STATED PROBLEM:
Copy each line of the listing below exactly.
----------------
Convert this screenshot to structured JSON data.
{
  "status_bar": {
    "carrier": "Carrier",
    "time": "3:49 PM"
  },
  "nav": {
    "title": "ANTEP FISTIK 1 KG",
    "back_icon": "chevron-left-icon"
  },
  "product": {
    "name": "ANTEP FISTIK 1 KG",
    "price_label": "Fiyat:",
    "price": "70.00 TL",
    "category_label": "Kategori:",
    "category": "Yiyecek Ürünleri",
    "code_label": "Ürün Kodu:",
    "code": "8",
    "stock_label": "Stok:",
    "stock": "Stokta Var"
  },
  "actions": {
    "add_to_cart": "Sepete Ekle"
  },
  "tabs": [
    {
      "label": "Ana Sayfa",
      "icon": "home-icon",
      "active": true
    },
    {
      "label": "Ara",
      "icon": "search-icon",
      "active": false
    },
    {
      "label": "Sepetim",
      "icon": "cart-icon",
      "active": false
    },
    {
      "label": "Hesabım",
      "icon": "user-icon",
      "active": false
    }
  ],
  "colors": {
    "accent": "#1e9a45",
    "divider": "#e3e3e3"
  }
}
----------------
RESULT OF THE TASK:
Convert this screenshot to structured JSON data.
{
  "status_bar": {
    "carrier": "Carrier",
    "time": "3:49 PM"
  },
  "nav": {
    "title": "ANTEP FISTIK 1 KG",
    "back_icon": "chevron-left-icon"
  },
  "product": {
    "name": "ANTEP FISTIK 1 KG",
    "price_label": "Fiyat:",
    "price": "70.00 TL",
    "category_label": "Kategori:",
    "category": "Yiyecek Ürünleri",
    "code_label": "Ürün Kodu:",
    "code": "8",
    "stock_label": "Stok:",
    "stock": "Stokta Var"
  },
  "actions": {
    "add_to_cart": "Sepete Ekle"
  },
  "tabs": [
    {
      "label": "Ana Sayfa",
      "icon": "home-icon",
      "active": true
    },
    {
      "label": "Ara",
      "icon": "search-icon",
      "active": false
    },
    {
      "label": "Sepetim",
      "icon": "cart-icon",
      "active": false
    },
    {
      "label": "Hesabım",
      "icon": "user-icon",
      "active": false
    }
  ],
  "colors": {
    "accent": "#1e9a45",
    "divider": "#e3e3e3"
  }
}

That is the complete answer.